** BEGIN Raw data **
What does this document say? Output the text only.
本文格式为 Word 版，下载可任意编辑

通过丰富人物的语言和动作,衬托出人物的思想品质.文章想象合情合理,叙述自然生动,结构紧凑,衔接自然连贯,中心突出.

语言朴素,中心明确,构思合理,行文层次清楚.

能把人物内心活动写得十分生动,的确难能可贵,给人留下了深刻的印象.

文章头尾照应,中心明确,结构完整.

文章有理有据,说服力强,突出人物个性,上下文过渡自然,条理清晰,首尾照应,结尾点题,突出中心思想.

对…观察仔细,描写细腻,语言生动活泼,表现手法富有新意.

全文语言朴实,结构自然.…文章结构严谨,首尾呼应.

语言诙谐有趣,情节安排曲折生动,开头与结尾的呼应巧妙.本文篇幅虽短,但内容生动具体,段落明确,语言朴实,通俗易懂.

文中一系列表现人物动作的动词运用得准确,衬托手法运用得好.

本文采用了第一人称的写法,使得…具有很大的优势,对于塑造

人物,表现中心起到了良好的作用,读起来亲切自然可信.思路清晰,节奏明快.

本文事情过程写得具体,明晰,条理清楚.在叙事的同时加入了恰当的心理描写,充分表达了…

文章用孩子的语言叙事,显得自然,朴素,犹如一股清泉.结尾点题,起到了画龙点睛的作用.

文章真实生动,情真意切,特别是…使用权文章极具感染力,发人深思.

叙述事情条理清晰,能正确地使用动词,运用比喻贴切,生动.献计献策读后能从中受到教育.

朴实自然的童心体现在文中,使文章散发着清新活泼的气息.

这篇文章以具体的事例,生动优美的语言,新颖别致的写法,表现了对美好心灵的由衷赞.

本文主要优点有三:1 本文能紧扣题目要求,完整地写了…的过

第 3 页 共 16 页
** END Raw data **
| Exercise directions |
Retype all of the material above with every character intact.

| Problem solution |
What does this document say? Output the text only.
本文格式为 Word 版，下载可任意编辑

通过丰富人物的语言和动作,衬托出人物的思想品质.文章想象合情合理,叙述自然生动,结构紧凑,衔接自然连贯,中心突出.

语言朴素,中心明确,构思合理,行文层次清楚.

能把人物内心活动写得十分生动,的确难能可贵,给人留下了深刻的印象.

文章头尾照应,中心明确,结构完整.

文章有理有据,说服力强,突出人物个性,上下文过渡自然,条理清晰,首尾照应,结尾点题,突出中心思想.

对…观察仔细,描写细腻,语言生动活泼,表现手法富有新意.

全文语言朴实,结构自然.…文章结构严谨,首尾呼应.

语言诙谐有趣,情节安排曲折生动,开头与结尾的呼应巧妙.本文篇幅虽短,但内容生动具体,段落明确,语言朴实,通俗易懂.

文中一系列表现人物动作的动词运用得准确,衬托手法运用得好.

本文采用了第一人称的写法,使得…具有很大的优势,对于塑造

人物,表现中心起到了良好的作用,读起来亲切自然可信.思路清晰,节奏明快.

本文事情过程写得具体,明晰,条理清楚.在叙事的同时加入了恰当的心理描写,充分表达了…

文章用孩子的语言叙事,显得自然,朴素,犹如一股清泉.结尾点题,起到了画龙点睛的作用.

文章真实生动,情真意切,特别是…使用权文章极具感染力,发人深思.

叙述事情条理清晰,能正确地使用动词,运用比喻贴切,生动.献计献策读后能从中受到教育.

朴实自然的童心体现在文中,使文章散发着清新活泼的气息.

这篇文章以具体的事例,生动优美的语言,新颖别致的写法,表现了对美好心灵的由衷赞.

本文主要优点有三:1 本文能紧扣题目要求,完整地写了…的过

第 3 页 共 16 页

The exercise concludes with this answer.